> [SUPPLIED DATA]
------------------------------------------------
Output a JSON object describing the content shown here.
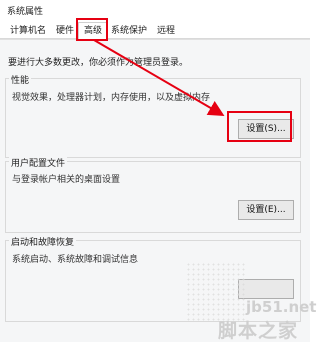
{
  "window": {
    "title": "系统属性"
  },
  "tabs": [
    {
      "label": "计算机名",
      "active": false
    },
    {
      "label": "硬件",
      "active": false
    },
    {
      "label": "高级",
      "active": true
    },
    {
      "label": "系统保护",
      "active": false
    },
    {
      "label": "远程",
      "active": false
    }
  ],
  "notice": "要进行大多数更改，你必须作为管理员登录。",
  "groups": {
    "performance": {
      "title": "性能",
      "description": "视觉效果，处理器计划，内存使用，以及虚拟内存",
      "button_label": "设置(S)..."
    },
    "user_profiles": {
      "title": "用户配置文件",
      "description": "与登录帐户相关的桌面设置",
      "button_label": "设置(E)..."
    },
    "startup_recovery": {
      "title": "启动和故障恢复",
      "description": "系统启动、系统故障和调试信息",
      "button_label": ""
    }
  },
  "annotation_color": "#e60012",
  "watermark": {
    "site": "jb51.net",
    "name": "脚本之家"
  }
}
------------------------------------------------
Scan the material above. Copy each line that holds the word "title".

> [EXERCISE RESPONSE]
    "title": "系统属性"
      "title": "性能",
      "title": "用户配置文件",
      "title": "启动和故障恢复",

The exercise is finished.